[Goal of the exercise]
Can you give all the records again without altering a single character?
※
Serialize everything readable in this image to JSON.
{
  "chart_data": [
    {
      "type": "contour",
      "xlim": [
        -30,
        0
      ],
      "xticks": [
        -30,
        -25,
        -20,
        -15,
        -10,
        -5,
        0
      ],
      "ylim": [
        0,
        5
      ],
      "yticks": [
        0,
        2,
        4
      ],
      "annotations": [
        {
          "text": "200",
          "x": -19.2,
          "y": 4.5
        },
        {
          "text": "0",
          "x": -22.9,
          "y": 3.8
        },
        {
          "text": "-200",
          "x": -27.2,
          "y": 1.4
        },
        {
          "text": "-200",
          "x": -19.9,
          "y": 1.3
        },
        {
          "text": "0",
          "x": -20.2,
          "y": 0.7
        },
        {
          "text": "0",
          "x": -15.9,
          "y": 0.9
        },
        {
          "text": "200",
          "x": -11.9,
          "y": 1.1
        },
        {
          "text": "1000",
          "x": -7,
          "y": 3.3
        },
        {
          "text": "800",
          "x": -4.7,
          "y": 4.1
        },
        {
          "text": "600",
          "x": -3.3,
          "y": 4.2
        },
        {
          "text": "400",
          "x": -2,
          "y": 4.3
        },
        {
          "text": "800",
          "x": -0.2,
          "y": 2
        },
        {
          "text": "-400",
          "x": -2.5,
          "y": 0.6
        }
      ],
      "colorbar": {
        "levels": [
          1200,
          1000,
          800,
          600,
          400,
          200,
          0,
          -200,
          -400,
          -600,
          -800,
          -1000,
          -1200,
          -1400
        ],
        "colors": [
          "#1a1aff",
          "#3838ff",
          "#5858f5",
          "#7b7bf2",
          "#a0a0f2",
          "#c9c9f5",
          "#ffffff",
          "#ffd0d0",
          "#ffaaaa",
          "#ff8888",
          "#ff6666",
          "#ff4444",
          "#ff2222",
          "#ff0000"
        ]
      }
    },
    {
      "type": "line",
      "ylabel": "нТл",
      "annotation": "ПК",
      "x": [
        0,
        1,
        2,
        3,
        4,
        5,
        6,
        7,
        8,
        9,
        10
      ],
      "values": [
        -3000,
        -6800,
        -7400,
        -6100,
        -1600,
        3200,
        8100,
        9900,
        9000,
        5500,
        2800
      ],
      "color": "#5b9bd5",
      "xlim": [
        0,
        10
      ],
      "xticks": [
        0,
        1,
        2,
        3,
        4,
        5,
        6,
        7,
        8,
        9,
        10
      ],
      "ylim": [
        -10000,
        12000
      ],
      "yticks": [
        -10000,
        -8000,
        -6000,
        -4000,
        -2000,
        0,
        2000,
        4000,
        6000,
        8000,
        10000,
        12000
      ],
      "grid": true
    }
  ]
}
※
[Solution]
Serialize everything readable in this image to JSON.
{
  "chart_data": [
    {
      "type": "contour",
      "xlim": [
        -30,
        0
      ],
      "xticks": [
        -30,
        -25,
        -20,
        -15,
        -10,
        -5,
        0
      ],
      "ylim": [
        0,
        5
      ],
      "yticks": [
        0,
        2,
        4
      ],
      "annotations": [
        {
          "text": "200",
          "x": -19.2,
          "y": 4.5
        },
        {
          "text": "0",
          "x": -22.9,
          "y": 3.8
        },
        {
          "text": "-200",
          "x": -27.2,
          "y": 1.4
        },
        {
          "text": "-200",
          "x": -19.9,
          "y": 1.3
        },
        {
          "text": "0",
          "x": -20.2,
          "y": 0.7
        },
        {
          "text": "0",
          "x": -15.9,
          "y": 0.9
        },
        {
          "text": "200",
          "x": -11.9,
          "y": 1.1
        },
        {
          "text": "1000",
          "x": -7,
          "y": 3.3
        },
        {
          "text": "800",
          "x": -4.7,
          "y": 4.1
        },
        {
          "text": "600",
          "x": -3.3,
          "y": 4.2
        },
        {
          "text": "400",
          "x": -2,
          "y": 4.3
        },
        {
          "text": "800",
          "x": -0.2,
          "y": 2
        },
        {
          "text": "-400",
          "x": -2.5,
          "y": 0.6
        }
      ],
      "colorbar": {
        "levels": [
          1200,
          1000,
          800,
          600,
          400,
          200,
          0,
          -200,
          -400,
          -600,
          -800,
          -1000,
          -1200,
          -1400
        ],
        "colors": [
          "#1a1aff",
          "#3838ff",
          "#5858f5",
          "#7b7bf2",
          "#a0a0f2",
          "#c9c9f5",
          "#ffffff",
          "#ffd0d0",
          "#ffaaaa",
          "#ff8888",
          "#ff6666",
          "#ff4444",
          "#ff2222",
          "#ff0000"
        ]
      }
    },
    {
      "type": "line",
      "ylabel": "нТл",
      "annotation": "ПК",
      "x": [
        0,
        1,
        2,
        3,
        4,
        5,
        6,
        7,
        8,
        9,
        10
      ],
      "values": [
        -3000,
        -6800,
        -7400,
        -6100,
        -1600,
        3200,
        8100,
        9900,
        9000,
        5500,
        2800
      ],
      "color": "#5b9bd5",
      "xlim": [
        0,
        10
      ],
      "xticks": [
        0,
        1,
        2,
        3,
        4,
        5,
        6,
        7,
        8,
        9,
        10
      ],
      "ylim": [
        -10000,
        12000
      ],
      "yticks": [
        -10000,
        -8000,
        -6000,
        -4000,
        -2000,
        0,
        2000,
        4000,
        6000,
        8000,
        10000,
        12000
      ],
      "grid": true
    }
  ]
}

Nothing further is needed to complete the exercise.